> [WHAT YOU ARE ASKED TO DO]: Each record below should be repeated precisely as written.

> [EXCERPTED DATA]:
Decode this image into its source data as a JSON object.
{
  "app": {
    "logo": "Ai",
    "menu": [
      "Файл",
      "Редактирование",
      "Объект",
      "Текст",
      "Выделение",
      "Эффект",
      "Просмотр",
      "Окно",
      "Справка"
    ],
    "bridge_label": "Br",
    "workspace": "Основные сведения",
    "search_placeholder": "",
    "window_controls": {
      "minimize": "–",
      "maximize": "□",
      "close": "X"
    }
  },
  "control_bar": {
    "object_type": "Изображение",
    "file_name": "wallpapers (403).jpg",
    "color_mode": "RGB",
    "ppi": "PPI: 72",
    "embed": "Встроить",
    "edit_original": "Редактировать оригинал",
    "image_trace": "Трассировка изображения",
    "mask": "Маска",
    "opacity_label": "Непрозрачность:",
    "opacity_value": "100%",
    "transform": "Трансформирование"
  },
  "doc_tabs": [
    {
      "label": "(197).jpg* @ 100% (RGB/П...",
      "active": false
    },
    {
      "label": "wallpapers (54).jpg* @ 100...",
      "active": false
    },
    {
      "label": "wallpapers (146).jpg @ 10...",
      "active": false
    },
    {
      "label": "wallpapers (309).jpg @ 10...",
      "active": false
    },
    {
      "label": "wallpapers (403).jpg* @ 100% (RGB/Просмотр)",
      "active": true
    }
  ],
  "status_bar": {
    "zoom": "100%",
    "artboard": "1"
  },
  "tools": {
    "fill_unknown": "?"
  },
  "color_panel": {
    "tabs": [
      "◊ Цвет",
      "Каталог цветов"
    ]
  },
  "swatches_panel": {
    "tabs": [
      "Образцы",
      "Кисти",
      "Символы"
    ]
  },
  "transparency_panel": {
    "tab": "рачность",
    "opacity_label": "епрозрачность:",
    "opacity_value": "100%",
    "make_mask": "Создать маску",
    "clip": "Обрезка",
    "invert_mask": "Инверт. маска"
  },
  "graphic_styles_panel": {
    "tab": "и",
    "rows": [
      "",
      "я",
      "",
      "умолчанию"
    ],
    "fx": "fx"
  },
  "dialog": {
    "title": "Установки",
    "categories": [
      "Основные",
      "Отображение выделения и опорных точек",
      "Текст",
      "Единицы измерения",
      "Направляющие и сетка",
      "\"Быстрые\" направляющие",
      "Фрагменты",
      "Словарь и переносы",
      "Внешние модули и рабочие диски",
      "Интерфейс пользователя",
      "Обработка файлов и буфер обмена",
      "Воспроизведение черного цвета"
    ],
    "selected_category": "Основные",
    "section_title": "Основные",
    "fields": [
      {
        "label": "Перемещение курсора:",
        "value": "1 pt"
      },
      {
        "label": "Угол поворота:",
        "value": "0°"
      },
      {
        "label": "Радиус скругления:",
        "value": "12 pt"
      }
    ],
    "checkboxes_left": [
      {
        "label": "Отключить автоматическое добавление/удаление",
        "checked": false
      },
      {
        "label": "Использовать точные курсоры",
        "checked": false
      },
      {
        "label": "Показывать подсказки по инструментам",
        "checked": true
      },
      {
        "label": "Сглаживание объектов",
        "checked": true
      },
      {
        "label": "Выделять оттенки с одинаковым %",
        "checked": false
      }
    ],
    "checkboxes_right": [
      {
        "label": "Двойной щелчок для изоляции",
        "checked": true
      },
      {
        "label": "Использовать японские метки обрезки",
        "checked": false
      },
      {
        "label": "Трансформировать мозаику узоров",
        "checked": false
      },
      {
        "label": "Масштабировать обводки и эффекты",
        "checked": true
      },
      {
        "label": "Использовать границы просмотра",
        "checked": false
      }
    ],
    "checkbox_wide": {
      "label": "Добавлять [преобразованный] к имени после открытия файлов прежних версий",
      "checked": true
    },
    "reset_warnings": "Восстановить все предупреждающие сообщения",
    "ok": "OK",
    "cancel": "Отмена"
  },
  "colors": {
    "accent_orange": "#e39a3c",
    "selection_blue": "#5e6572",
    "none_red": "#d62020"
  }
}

> [RESPONSE TO THIS EXERCISE]:
Decode this image into its source data as a JSON object.
{
  "app": {
    "logo": "Ai",
    "menu": [
      "Файл",
      "Редактирование",
      "Объект",
      "Текст",
      "Выделение",
      "Эффект",
      "Просмотр",
      "Окно",
      "Справка"
    ],
    "bridge_label": "Br",
    "workspace": "Основные сведения",
    "search_placeholder": "",
    "window_controls": {
      "minimize": "–",
      "maximize": "□",
      "close": "X"
    }
  },
  "control_bar": {
    "object_type": "Изображение",
    "file_name": "wallpapers (403).jpg",
    "color_mode": "RGB",
    "ppi": "PPI: 72",
    "embed": "Встроить",
    "edit_original": "Редактировать оригинал",
    "image_trace": "Трассировка изображения",
    "mask": "Маска",
    "opacity_label": "Непрозрачность:",
    "opacity_value": "100%",
    "transform": "Трансформирование"
  },
  "doc_tabs": [
    {
      "label": "(197).jpg* @ 100% (RGB/П...",
      "active": false
    },
    {
      "label": "wallpapers (54).jpg* @ 100...",
      "active": false
    },
    {
      "label": "wallpapers (146).jpg @ 10...",
      "active": false
    },
    {
      "label": "wallpapers (309).jpg @ 10...",
      "active": false
    },
    {
      "label": "wallpapers (403).jpg* @ 100% (RGB/Просмотр)",
      "active": true
    }
  ],
  "status_bar": {
    "zoom": "100%",
    "artboard": "1"
  },
  "tools": {
    "fill_unknown": "?"
  },
  "color_panel": {
    "tabs": [
      "◊ Цвет",
      "Каталог цветов"
    ]
  },
  "swatches_panel": {
    "tabs": [
      "Образцы",
      "Кисти",
      "Символы"
    ]
  },
  "transparency_panel": {
    "tab": "рачность",
    "opacity_label": "епрозрачность:",
    "opacity_value": "100%",
    "make_mask": "Создать маску",
    "clip": "Обрезка",
    "invert_mask": "Инверт. маска"
  },
  "graphic_styles_panel": {
    "tab": "и",
    "rows": [
      "",
      "я",
      "",
      "умолчанию"
    ],
    "fx": "fx"
  },
  "dialog": {
    "title": "Установки",
    "categories": [
      "Основные",
      "Отображение выделения и опорных точек",
      "Текст",
      "Единицы измерения",
      "Направляющие и сетка",
      "\"Быстрые\" направляющие",
      "Фрагменты",
      "Словарь и переносы",
      "Внешние модули и рабочие диски",
      "Интерфейс пользователя",
      "Обработка файлов и буфер обмена",
      "Воспроизведение черного цвета"
    ],
    "selected_category": "Основные",
    "section_title": "Основные",
    "fields": [
      {
        "label": "Перемещение курсора:",
        "value": "1 pt"
      },
      {
        "label": "Угол поворота:",
        "value": "0°"
      },
      {
        "label": "Радиус скругления:",
        "value": "12 pt"
      }
    ],
    "checkboxes_left": [
      {
        "label": "Отключить автоматическое добавление/удаление",
        "checked": false
      },
      {
        "label": "Использовать точные курсоры",
        "checked": false
      },
      {
        "label": "Показывать подсказки по инструментам",
        "checked": true
      },
      {
        "label": "Сглаживание объектов",
        "checked": true
      },
      {
        "label": "Выделять оттенки с одинаковым %",
        "checked": false
      }
    ],
    "checkboxes_right": [
      {
        "label": "Двойной щелчок для изоляции",
        "checked": true
      },
      {
        "label": "Использовать японские метки обрезки",
        "checked": false
      },
      {
        "label": "Трансформировать мозаику узоров",
        "checked": false
      },
      {
        "label": "Масштабировать обводки и эффекты",
        "checked": true
      },
      {
        "label": "Использовать границы просмотра",
        "checked": false
      }
    ],
    "checkbox_wide": {
      "label": "Добавлять [преобразованный] к имени после открытия файлов прежних версий",
      "checked": true
    },
    "reset_warnings": "Восстановить все предупреждающие сообщения",
    "ok": "OK",
    "cancel": "Отмена"
  },
  "colors": {
    "accent_orange": "#e39a3c",
    "selection_blue": "#5e6572",
    "none_red": "#d62020"
  }
}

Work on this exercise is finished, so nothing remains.